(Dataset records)
= = = = = = =

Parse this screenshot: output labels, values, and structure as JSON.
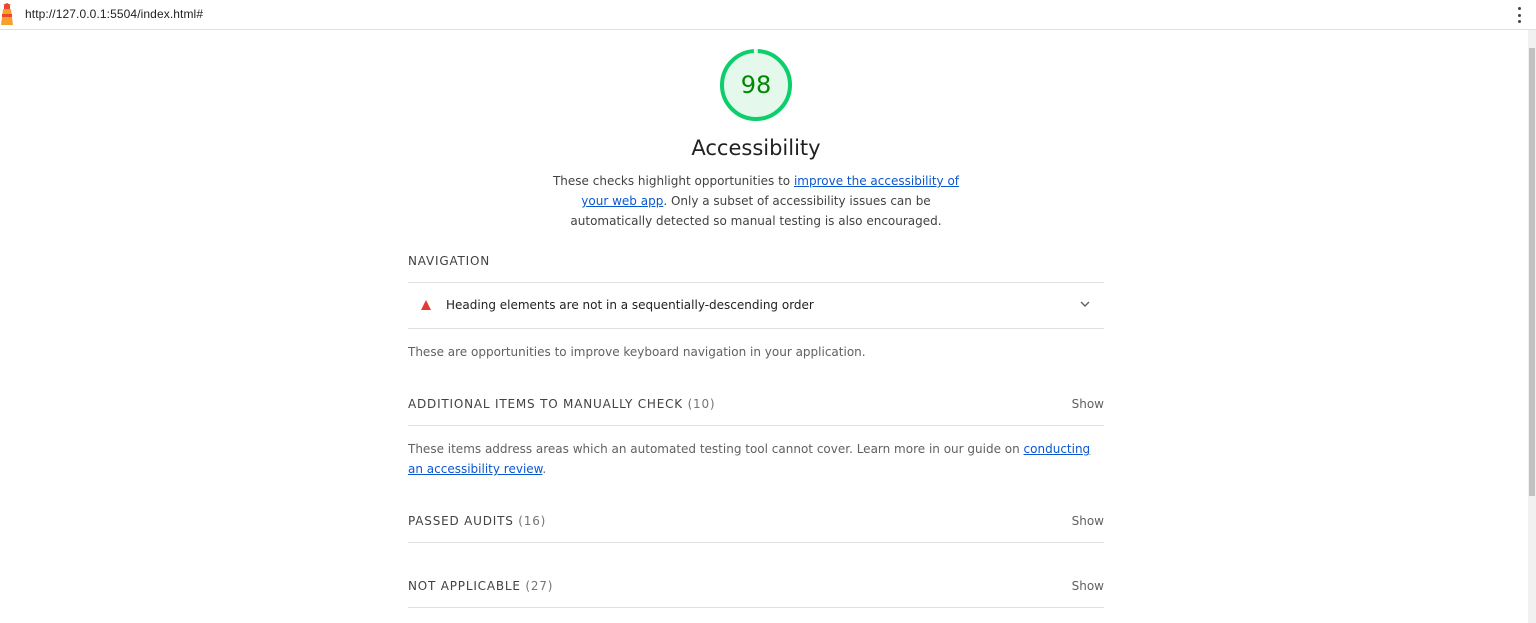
{
  "browser": {
    "url": "http://127.0.0.1:5504/index.html#"
  },
  "category": {
    "score": "98",
    "score_fraction": 0.98,
    "title": "Accessibility",
    "description_prefix": "These checks highlight opportunities to ",
    "description_link": "improve the accessibility of your web app",
    "description_suffix": ". Only a subset of accessibility issues can be automatically detected so manual testing is also encouraged.",
    "gauge_color": "#0cce6b",
    "gauge_bg": "#e5f8ec",
    "score_color": "#008800"
  },
  "navigation": {
    "heading": "NAVIGATION",
    "audit": {
      "title": "Heading elements are not in a sequentially-descending order",
      "status_color": "#e53935"
    },
    "description": "These are opportunities to improve keyboard navigation in your application."
  },
  "manual": {
    "heading": "ADDITIONAL ITEMS TO MANUALLY CHECK",
    "count": "(10)",
    "show_label": "Show",
    "description_prefix": "These items address areas which an automated testing tool cannot cover. Learn more in our guide on ",
    "description_link": "conducting an accessibility review",
    "description_suffix": "."
  },
  "passed": {
    "heading": "PASSED AUDITS",
    "count": "(16)",
    "show_label": "Show"
  },
  "not_applicable": {
    "heading": "NOT APPLICABLE",
    "count": "(27)",
    "show_label": "Show"
  }
}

= = = = = = =

__STATED GOAL__
Give every line back word for word and leave the pictures out.

__COMPLETE OUTPUT__
Parse this screenshot: output labels, values, and structure as JSON.
{
  "browser": {
    "url": "http://127.0.0.1:5504/index.html#"
  },
  "category": {
    "score": "98",
    "score_fraction": 0.98,
    "title": "Accessibility",
    "description_prefix": "These checks highlight opportunities to ",
    "description_link": "improve the accessibility of your web app",
    "description_suffix": ". Only a subset of accessibility issues can be automatically detected so manual testing is also encouraged.",
    "gauge_color": "#0cce6b",
    "gauge_bg": "#e5f8ec",
    "score_color": "#008800"
  },
  "navigation": {
    "heading": "NAVIGATION",
    "audit": {
      "title": "Heading elements are not in a sequentially-descending order",
      "status_color": "#e53935"
    },
    "description": "These are opportunities to improve keyboard navigation in your application."
  },
  "manual": {
    "heading": "ADDITIONAL ITEMS TO MANUALLY CHECK",
    "count": "(10)",
    "show_label": "Show",
    "description_prefix": "These items address areas which an automated testing tool cannot cover. Learn more in our guide on ",
    "description_link": "conducting an accessibility review",
    "description_suffix": "."
  },
  "passed": {
    "heading": "PASSED AUDITS",
    "count": "(16)",
    "show_label": "Show"
  },
  "not_applicable": {
    "heading": "NOT APPLICABLE",
    "count": "(27)",
    "show_label": "Show"
  }
}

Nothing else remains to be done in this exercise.